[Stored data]
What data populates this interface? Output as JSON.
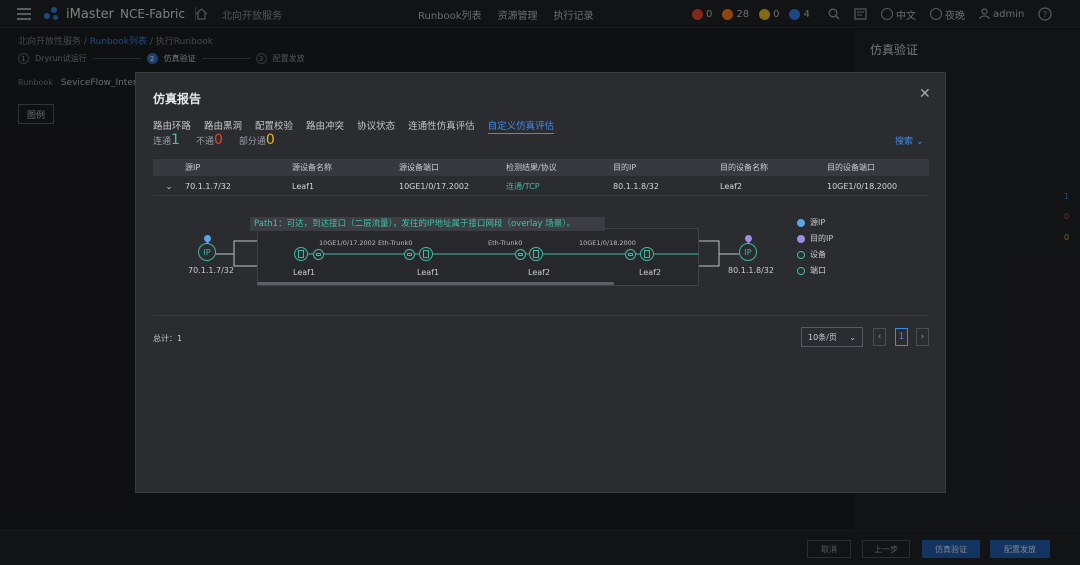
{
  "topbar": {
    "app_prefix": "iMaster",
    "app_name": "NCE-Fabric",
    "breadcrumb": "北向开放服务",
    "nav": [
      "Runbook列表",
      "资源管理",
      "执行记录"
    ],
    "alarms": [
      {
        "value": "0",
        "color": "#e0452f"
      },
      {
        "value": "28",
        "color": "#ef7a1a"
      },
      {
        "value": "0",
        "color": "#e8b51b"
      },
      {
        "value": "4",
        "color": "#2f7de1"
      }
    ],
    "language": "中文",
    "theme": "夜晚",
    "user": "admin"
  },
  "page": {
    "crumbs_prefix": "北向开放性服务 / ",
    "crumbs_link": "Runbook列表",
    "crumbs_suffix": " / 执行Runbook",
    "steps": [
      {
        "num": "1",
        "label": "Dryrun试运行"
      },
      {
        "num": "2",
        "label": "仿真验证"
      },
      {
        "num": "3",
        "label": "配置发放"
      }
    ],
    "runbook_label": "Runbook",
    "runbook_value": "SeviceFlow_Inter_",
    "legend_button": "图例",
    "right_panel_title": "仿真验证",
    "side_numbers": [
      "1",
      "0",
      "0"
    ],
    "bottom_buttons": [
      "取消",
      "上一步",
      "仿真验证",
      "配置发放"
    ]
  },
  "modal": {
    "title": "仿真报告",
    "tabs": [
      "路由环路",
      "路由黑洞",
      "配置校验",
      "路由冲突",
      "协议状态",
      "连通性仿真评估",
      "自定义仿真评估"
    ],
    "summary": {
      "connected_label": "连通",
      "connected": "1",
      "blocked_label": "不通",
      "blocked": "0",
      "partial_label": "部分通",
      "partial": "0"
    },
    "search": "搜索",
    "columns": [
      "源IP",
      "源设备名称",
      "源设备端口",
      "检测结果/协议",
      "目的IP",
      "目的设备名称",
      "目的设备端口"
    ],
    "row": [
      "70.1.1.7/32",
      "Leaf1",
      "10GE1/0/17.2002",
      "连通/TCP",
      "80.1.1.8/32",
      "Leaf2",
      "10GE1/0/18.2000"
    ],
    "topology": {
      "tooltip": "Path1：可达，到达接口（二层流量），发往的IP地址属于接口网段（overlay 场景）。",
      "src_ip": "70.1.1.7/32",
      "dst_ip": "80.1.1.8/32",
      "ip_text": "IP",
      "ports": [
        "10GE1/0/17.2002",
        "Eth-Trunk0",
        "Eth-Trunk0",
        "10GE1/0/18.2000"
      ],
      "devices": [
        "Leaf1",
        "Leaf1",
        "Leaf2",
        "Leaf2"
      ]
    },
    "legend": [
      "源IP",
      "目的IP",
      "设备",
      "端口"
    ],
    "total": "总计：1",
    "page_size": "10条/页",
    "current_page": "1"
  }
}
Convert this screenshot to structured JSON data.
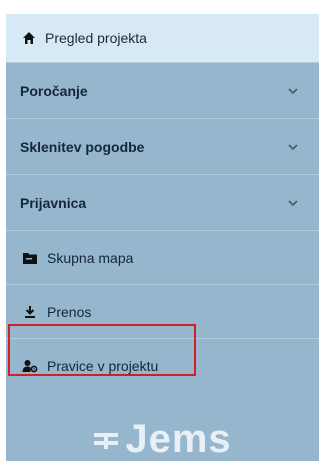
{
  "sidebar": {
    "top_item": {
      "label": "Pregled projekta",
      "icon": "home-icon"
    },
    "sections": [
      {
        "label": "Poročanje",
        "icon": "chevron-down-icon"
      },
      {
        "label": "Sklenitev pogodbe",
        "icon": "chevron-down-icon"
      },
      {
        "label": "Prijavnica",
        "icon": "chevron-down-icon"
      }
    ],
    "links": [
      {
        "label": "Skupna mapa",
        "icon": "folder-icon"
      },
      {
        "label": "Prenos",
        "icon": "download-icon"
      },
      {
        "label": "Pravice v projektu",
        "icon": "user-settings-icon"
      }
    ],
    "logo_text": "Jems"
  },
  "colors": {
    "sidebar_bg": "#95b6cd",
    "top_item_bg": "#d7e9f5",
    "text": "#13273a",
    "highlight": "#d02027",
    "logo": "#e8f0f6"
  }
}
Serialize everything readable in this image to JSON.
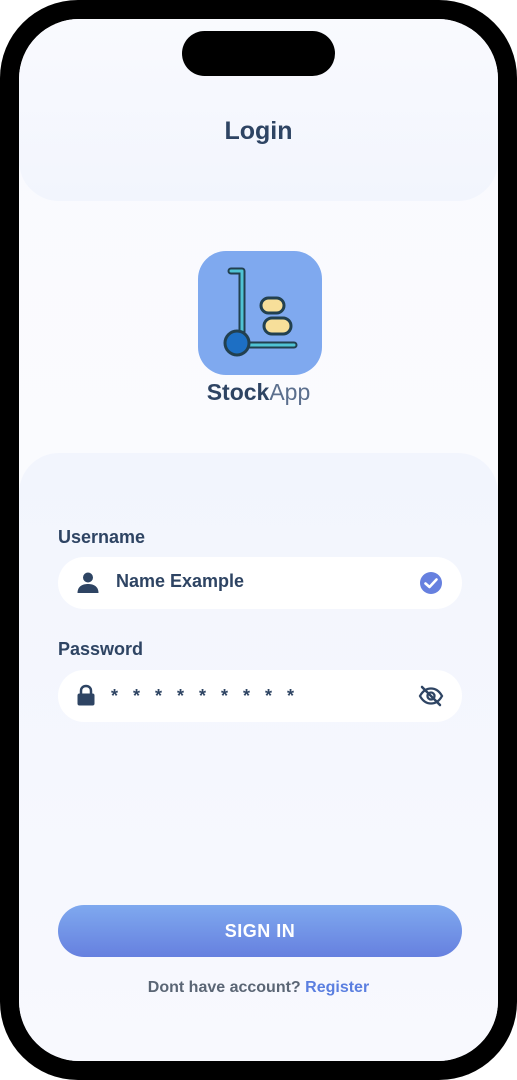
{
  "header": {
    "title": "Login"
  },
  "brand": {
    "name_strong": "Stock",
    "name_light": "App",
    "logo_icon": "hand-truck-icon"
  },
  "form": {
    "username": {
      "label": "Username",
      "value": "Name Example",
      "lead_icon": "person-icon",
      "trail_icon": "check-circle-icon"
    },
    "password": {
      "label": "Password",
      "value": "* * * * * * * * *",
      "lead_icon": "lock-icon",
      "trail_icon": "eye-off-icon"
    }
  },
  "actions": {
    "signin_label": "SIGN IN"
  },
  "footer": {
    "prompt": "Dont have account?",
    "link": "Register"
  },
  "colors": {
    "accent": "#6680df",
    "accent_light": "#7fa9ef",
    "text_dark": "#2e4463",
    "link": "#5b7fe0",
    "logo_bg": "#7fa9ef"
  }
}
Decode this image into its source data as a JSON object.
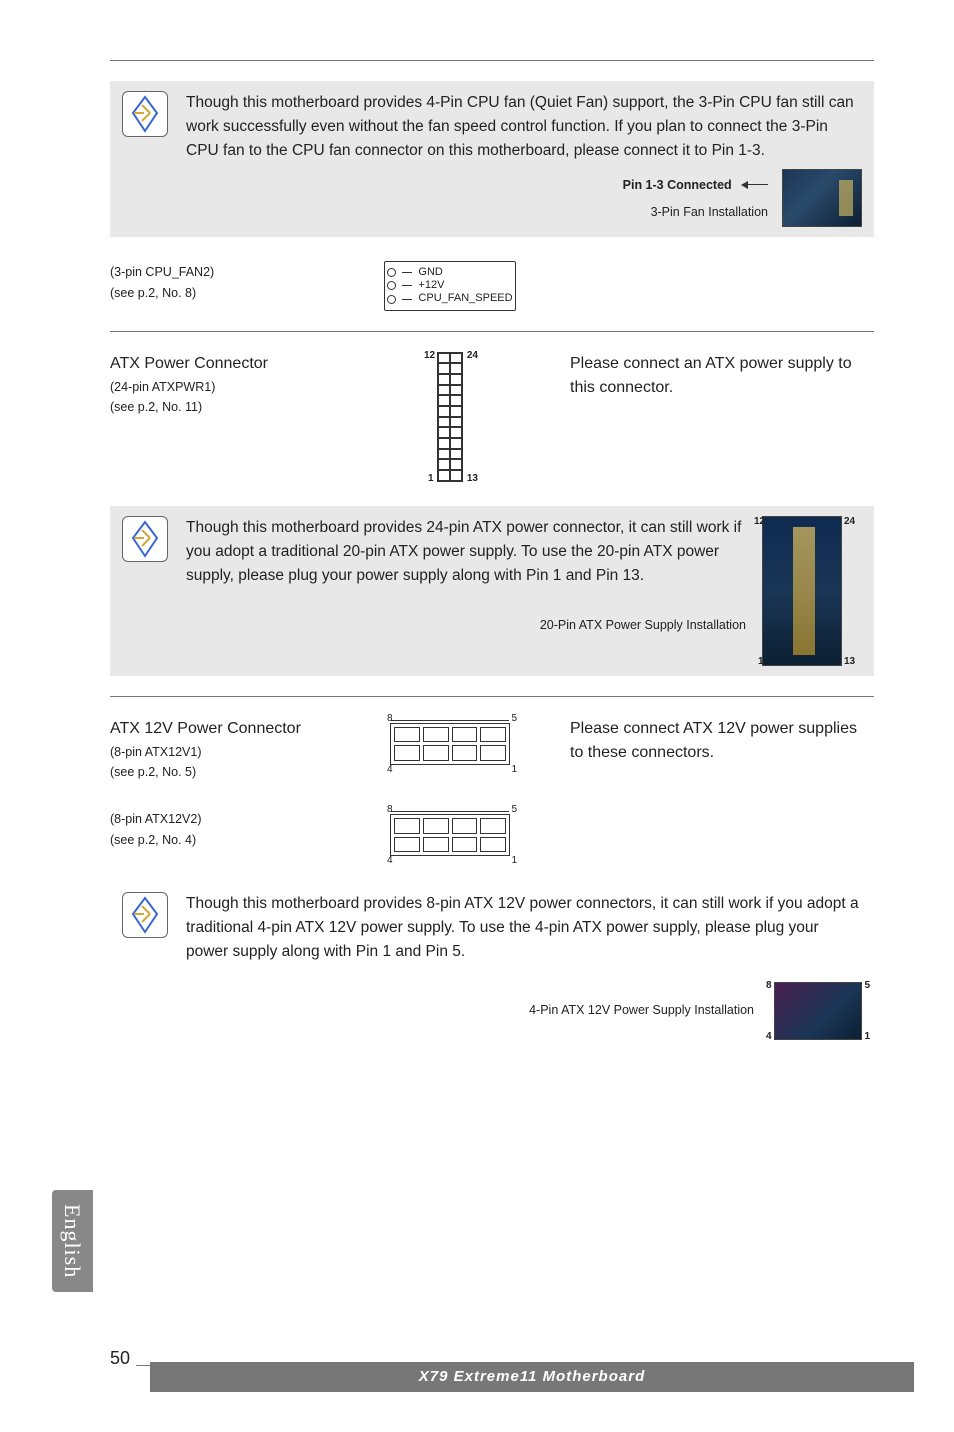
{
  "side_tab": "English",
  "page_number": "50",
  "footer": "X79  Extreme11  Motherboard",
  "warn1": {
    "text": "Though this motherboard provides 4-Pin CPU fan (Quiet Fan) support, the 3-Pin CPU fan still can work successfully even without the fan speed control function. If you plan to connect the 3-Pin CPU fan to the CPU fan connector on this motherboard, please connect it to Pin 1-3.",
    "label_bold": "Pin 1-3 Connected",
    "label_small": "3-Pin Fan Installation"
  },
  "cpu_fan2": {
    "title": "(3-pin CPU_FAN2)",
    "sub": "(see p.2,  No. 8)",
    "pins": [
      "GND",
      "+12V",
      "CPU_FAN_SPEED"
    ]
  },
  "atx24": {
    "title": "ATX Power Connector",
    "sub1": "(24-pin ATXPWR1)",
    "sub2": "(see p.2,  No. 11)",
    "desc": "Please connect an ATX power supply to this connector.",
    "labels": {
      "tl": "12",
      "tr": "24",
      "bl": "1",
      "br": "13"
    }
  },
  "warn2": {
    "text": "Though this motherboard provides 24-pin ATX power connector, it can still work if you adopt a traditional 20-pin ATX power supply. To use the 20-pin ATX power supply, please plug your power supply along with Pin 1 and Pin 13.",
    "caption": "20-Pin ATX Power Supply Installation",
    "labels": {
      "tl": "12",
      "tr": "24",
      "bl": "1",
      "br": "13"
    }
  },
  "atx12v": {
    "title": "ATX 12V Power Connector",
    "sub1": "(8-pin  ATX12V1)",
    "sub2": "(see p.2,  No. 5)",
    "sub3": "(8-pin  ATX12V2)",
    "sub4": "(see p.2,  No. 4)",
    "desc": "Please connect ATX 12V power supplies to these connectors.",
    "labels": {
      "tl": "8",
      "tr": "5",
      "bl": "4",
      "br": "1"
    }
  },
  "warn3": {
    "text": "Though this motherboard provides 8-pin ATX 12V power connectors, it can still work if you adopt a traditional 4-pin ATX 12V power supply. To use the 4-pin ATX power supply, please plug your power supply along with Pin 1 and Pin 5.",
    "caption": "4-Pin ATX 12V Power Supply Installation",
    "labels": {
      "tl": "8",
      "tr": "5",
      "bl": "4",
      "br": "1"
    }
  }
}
* * *
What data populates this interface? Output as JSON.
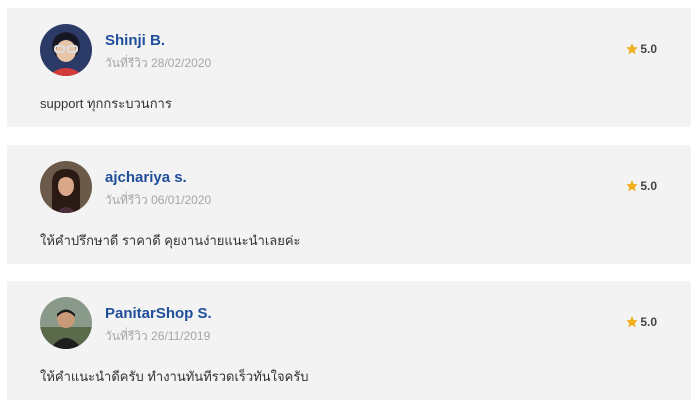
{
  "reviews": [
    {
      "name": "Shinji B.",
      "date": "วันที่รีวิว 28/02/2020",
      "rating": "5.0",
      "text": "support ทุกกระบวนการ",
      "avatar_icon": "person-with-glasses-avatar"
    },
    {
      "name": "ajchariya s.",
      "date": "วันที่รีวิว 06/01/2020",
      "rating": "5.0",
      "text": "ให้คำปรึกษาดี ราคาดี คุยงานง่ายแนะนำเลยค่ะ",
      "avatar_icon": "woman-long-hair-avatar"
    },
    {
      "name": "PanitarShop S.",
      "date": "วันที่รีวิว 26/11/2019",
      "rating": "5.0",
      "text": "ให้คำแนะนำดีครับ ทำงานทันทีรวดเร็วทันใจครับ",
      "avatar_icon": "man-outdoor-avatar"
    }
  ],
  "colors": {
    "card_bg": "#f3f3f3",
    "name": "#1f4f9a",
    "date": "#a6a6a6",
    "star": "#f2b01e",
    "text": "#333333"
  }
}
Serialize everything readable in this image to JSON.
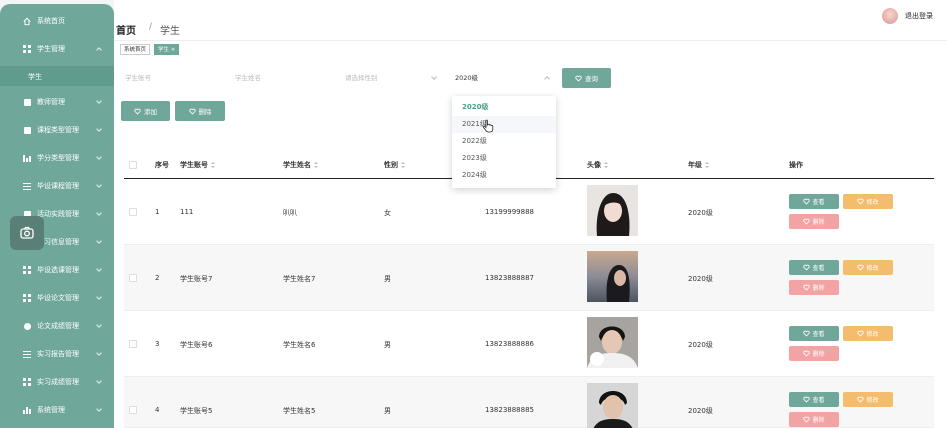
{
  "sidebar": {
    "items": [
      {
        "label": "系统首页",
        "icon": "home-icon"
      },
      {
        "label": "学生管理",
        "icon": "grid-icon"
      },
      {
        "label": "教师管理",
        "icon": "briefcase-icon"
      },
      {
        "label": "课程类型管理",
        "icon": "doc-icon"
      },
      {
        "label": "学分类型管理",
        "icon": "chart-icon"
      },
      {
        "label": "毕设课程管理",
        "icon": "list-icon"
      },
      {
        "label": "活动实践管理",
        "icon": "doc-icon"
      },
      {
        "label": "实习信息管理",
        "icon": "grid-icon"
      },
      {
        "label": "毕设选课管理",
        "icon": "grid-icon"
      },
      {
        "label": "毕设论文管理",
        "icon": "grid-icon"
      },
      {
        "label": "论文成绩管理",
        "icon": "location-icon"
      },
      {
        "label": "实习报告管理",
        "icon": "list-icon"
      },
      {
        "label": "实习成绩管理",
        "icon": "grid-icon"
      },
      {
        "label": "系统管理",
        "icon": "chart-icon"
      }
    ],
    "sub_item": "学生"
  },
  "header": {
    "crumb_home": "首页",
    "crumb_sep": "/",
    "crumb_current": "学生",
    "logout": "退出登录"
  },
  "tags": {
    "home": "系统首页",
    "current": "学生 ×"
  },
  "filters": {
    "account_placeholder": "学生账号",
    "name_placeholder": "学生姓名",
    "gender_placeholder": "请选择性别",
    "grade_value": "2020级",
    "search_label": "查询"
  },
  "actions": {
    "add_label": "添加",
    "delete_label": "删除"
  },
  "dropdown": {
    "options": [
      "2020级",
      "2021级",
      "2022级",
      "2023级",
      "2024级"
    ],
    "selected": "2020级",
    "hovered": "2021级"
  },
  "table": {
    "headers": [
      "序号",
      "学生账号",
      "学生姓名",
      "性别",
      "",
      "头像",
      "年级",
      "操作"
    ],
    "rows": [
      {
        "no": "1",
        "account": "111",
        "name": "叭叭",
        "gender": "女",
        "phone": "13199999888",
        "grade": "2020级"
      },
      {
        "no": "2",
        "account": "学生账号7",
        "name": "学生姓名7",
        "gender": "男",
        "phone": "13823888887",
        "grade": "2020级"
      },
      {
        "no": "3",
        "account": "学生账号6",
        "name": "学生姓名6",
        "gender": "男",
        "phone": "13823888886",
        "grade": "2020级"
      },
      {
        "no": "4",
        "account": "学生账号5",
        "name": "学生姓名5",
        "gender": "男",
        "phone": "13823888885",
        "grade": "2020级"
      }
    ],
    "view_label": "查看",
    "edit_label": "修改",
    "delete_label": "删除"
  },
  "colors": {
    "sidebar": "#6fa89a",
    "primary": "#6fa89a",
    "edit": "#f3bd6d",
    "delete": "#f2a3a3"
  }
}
--
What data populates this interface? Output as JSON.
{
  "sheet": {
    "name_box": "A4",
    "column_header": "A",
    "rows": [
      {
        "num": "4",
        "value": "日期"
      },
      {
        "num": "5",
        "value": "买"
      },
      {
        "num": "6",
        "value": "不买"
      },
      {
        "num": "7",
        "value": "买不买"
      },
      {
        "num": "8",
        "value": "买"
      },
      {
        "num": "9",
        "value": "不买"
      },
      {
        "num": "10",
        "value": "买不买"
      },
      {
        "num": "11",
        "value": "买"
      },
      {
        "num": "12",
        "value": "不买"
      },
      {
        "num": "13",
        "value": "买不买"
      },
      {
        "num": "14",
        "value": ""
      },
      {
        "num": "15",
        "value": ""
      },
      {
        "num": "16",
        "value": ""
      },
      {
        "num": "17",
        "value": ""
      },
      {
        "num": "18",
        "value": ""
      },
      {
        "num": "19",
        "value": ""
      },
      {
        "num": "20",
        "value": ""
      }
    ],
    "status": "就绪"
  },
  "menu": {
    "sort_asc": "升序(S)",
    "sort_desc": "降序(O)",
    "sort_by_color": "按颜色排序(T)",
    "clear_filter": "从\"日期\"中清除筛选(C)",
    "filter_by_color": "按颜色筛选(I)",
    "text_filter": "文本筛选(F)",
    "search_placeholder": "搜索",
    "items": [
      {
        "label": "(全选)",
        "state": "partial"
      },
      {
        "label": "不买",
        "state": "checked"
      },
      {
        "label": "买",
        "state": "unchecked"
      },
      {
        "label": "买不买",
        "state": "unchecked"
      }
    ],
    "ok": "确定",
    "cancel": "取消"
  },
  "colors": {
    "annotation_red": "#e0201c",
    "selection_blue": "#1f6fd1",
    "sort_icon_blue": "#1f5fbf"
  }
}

TASK INSTRUCTIONS:
Check each line of the data above for the word "Installation", then state how many lines have it. Give the number alone.

RESULT OF THE TASK:
3